* What is being asked *
Reproduce the material word for word; the images stay out.

* Record excerpts *
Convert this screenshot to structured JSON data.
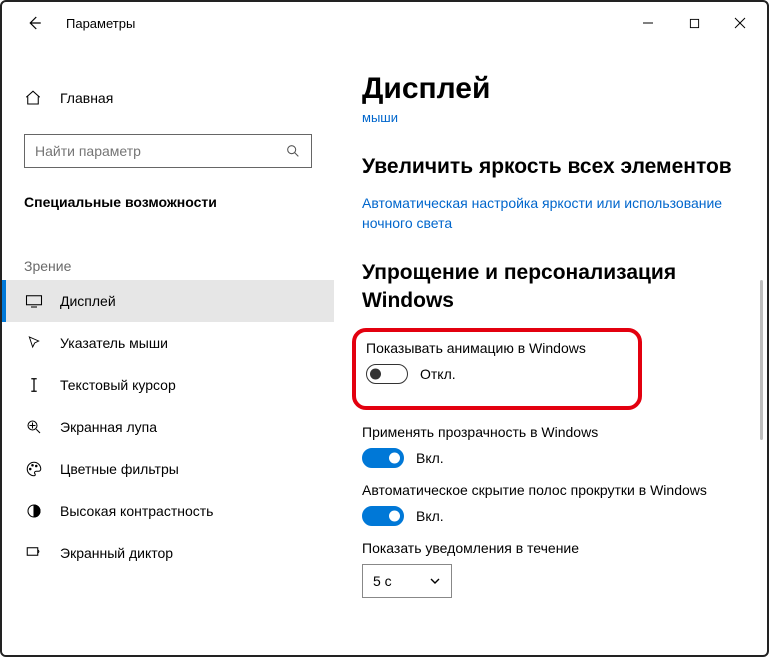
{
  "titlebar": {
    "title": "Параметры"
  },
  "sidebar": {
    "home": "Главная",
    "search_placeholder": "Найти параметр",
    "section": "Специальные возможности",
    "category": "Зрение",
    "items": [
      {
        "label": "Дисплей"
      },
      {
        "label": "Указатель мыши"
      },
      {
        "label": "Текстовый курсор"
      },
      {
        "label": "Экранная лупа"
      },
      {
        "label": "Цветные фильтры"
      },
      {
        "label": "Высокая контрастность"
      },
      {
        "label": "Экранный диктор"
      }
    ]
  },
  "content": {
    "page_title": "Дисплей",
    "partial": "мыши",
    "h_brightness": "Увеличить яркость всех элементов",
    "link_brightness": "Автоматическая настройка яркости или использование ночного света",
    "h_simplify": "Упрощение и персонализация Windows",
    "settings": {
      "anim": {
        "label": "Показывать анимацию в Windows",
        "state": "Откл."
      },
      "trans": {
        "label": "Применять прозрачность в Windows",
        "state": "Вкл."
      },
      "scroll": {
        "label": "Автоматическое скрытие полос прокрутки в Windows",
        "state": "Вкл."
      },
      "notif": {
        "label": "Показать уведомления в течение",
        "value": "5 с"
      }
    }
  }
}
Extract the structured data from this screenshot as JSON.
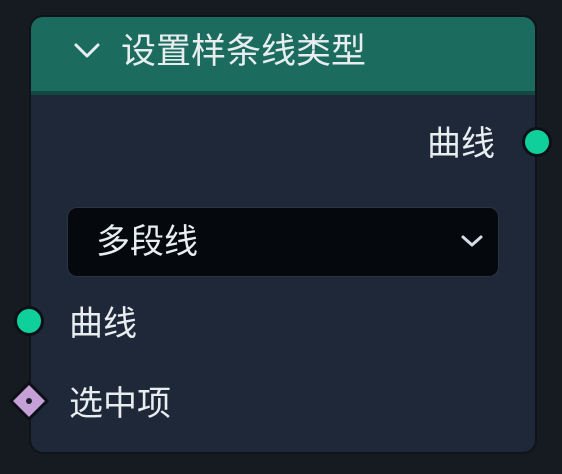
{
  "node": {
    "title": "设置样条线类型",
    "collapse_icon": "chevron-down-icon",
    "header_color": "#1b6b5f",
    "body_color": "#1e2839"
  },
  "outputs": [
    {
      "label": "曲线",
      "socket_color": "#0fcf9b",
      "socket_shape": "circle"
    }
  ],
  "dropdown": {
    "value": "多段线",
    "icon": "chevron-down-icon"
  },
  "inputs": [
    {
      "label": "曲线",
      "socket_color": "#0fcf9b",
      "socket_shape": "circle"
    },
    {
      "label": "选中项",
      "socket_color": "#c6a1d8",
      "socket_shape": "diamond"
    }
  ]
}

* Solution for this task *
Convert this screenshot to structured JSON data.
{
  "titlebar": {
    "title": "Параметры"
  },
  "sidebar": {
    "home": "Главная",
    "search_placeholder": "Найти параметр",
    "section": "Специальные возможности",
    "category": "Зрение",
    "items": [
      {
        "label": "Дисплей"
      },
      {
        "label": "Указатель мыши"
      },
      {
        "label": "Текстовый курсор"
      },
      {
        "label": "Экранная лупа"
      },
      {
        "label": "Цветные фильтры"
      },
      {
        "label": "Высокая контрастность"
      },
      {
        "label": "Экранный диктор"
      }
    ]
  },
  "content": {
    "page_title": "Дисплей",
    "partial": "мыши",
    "h_brightness": "Увеличить яркость всех элементов",
    "link_brightness": "Автоматическая настройка яркости или использование ночного света",
    "h_simplify": "Упрощение и персонализация Windows",
    "settings": {
      "anim": {
        "label": "Показывать анимацию в Windows",
        "state": "Откл."
      },
      "trans": {
        "label": "Применять прозрачность в Windows",
        "state": "Вкл."
      },
      "scroll": {
        "label": "Автоматическое скрытие полос прокрутки в Windows",
        "state": "Вкл."
      },
      "notif": {
        "label": "Показать уведомления в течение",
        "value": "5 с"
      }
    }
  }
}
Extract the structured data from this screenshot as JSON.
{
  "node": {
    "title": "设置样条线类型",
    "collapse_icon": "chevron-down-icon",
    "header_color": "#1b6b5f",
    "body_color": "#1e2839"
  },
  "outputs": [
    {
      "label": "曲线",
      "socket_color": "#0fcf9b",
      "socket_shape": "circle"
    }
  ],
  "dropdown": {
    "value": "多段线",
    "icon": "chevron-down-icon"
  },
  "inputs": [
    {
      "label": "曲线",
      "socket_color": "#0fcf9b",
      "socket_shape": "circle"
    },
    {
      "label": "选中项",
      "socket_color": "#c6a1d8",
      "socket_shape": "diamond"
    }
  ]
}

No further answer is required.